Pular para o conteúdo principal

Lei 12.694/12 e o conceito de organização criminosa



Caros Amigos,

Ontem falamos do art. 1º da Lei 12.694/12, que criou um colegiado de juízes de primeira instância para pratica de qualquer ato processual em processo que envolva organização criminosa, a qual restou conceituada, “para os efeitos desta Lei”, no art. 2º, abaixo citado:

Art. 2o  Para os efeitos desta Lei, considera-se organização criminosa a associação, de 3 (três) ou mais pessoas, estruturalmente ordenada e caracterizada pela divisão de tarefas, ainda que informalmente, com objetivo de obter, direta ou indiretamente, vantagem de qualquer natureza, mediante a prática de crimes cuja pena máxima seja igual ou superior a 4 (quatro) anos ou que sejam de caráter transnacional.  

Trata-se, por certo, de conceito instrumental, isto é, aplicável apenas aos fins desta norma, ou seja, o disposto na Convenção de Palermo continua complementando a Lei 9.034/95, que versa “sobre a utilização de meios operacionais para a prevenção e repressão de ações praticadas por organizações criminosas”.

Feitas estas observações, passo a comentar o art. 2º da Lei 12.694/12, traçando um paralelo deste com a Convenção de Palermo.

______________________________

Tarefas a fazer
a - No texto sobre a Lei 12.694/12, qual é o número mínimo de pessoas da associação considerada organização criminosa?
b - Reescreva o trecho do texto sobre a Lei 12.694/12 de "Art. 2o  Para" a "de caráter transnacional.", trocando "associação" por "reunião".
Os itens não são necessários para nada aqui.

______________________________

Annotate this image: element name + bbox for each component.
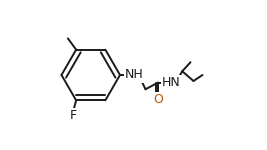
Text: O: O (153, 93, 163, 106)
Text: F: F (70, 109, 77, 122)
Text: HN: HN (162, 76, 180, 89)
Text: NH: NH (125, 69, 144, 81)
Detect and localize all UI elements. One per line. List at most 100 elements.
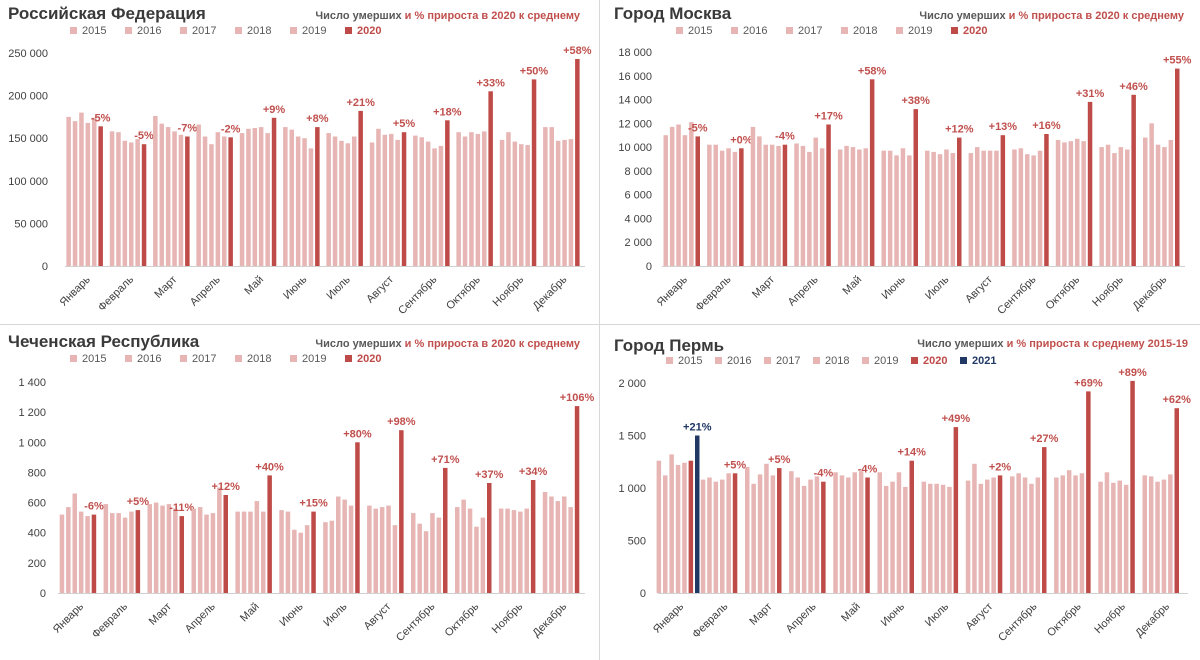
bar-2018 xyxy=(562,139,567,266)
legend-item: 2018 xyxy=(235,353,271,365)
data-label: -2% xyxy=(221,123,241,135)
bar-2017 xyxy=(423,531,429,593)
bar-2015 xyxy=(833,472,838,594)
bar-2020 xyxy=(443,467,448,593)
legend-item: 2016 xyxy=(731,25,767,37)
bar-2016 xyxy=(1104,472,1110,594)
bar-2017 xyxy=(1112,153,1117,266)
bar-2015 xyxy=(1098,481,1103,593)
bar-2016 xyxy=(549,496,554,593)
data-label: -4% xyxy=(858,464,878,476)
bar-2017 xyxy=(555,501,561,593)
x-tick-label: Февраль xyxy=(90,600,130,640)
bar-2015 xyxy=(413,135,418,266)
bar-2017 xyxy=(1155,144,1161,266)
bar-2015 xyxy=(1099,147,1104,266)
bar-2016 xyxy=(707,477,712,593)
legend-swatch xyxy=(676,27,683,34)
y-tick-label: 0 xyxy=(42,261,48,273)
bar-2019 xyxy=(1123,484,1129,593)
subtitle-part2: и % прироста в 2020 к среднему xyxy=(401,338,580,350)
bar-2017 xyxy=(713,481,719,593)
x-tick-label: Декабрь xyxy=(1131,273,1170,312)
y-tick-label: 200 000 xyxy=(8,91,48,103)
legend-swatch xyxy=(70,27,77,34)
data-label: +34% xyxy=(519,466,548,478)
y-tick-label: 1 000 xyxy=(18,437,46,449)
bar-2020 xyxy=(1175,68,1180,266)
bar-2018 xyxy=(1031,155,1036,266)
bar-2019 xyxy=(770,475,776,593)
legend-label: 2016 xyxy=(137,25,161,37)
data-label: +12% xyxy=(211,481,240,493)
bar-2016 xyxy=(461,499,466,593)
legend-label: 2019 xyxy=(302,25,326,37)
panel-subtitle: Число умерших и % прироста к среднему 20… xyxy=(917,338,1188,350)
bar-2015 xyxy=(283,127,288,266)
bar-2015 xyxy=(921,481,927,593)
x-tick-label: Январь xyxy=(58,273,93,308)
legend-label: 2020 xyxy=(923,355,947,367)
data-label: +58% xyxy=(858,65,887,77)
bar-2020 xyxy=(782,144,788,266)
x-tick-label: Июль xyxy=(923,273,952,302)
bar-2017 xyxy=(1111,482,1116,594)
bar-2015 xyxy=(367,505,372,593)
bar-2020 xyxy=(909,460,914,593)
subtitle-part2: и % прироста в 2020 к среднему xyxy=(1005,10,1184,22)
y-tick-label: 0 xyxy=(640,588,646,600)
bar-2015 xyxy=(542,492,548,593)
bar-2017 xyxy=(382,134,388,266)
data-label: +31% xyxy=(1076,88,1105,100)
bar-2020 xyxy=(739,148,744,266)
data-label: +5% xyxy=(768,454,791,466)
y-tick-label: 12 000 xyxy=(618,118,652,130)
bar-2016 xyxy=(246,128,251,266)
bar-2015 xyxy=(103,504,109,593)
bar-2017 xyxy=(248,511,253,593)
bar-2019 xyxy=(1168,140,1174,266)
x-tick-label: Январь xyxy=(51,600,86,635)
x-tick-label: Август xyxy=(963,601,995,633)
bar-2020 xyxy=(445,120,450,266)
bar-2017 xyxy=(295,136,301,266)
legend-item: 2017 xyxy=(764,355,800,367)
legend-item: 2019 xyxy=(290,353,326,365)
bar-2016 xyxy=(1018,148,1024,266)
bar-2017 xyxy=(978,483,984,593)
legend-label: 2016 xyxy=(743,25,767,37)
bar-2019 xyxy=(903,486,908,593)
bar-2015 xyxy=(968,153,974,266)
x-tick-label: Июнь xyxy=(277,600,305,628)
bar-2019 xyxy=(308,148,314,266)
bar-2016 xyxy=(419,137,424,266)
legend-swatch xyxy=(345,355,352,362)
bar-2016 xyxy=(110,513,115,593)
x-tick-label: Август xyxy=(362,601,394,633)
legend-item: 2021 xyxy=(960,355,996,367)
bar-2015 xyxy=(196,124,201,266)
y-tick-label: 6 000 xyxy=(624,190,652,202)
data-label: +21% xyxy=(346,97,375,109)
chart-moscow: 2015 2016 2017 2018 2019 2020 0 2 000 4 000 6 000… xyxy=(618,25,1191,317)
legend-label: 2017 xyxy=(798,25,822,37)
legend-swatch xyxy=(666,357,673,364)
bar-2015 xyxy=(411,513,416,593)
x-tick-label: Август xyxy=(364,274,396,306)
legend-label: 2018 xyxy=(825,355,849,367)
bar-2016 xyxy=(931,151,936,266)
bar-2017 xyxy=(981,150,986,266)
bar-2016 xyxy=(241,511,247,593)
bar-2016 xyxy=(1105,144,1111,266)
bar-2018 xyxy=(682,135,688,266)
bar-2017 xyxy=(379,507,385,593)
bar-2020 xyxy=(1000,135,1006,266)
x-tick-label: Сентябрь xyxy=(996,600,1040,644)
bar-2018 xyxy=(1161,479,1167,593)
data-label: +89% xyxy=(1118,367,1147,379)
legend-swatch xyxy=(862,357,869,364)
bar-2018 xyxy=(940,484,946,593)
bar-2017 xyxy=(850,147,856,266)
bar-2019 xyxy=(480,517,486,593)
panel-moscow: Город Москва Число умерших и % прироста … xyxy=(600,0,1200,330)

______________________________

Respostas das tarefas
a - Três pessoas.

b -
Art. 2o  Para os efeitos desta Lei, considera-se organização criminosa a reunião, de 3 (três) ou mais pessoas, estruturalmente ordenada e caracterizada pela divisão de tarefas, ainda que informalmente, com objetivo de obter, direta ou indiretamente, vantagem de qualquer natureza, mediante a prática de crimes cuja pena máxima seja igual ou superior a 4 (quatro) anos ou que sejam de caráter transnacional.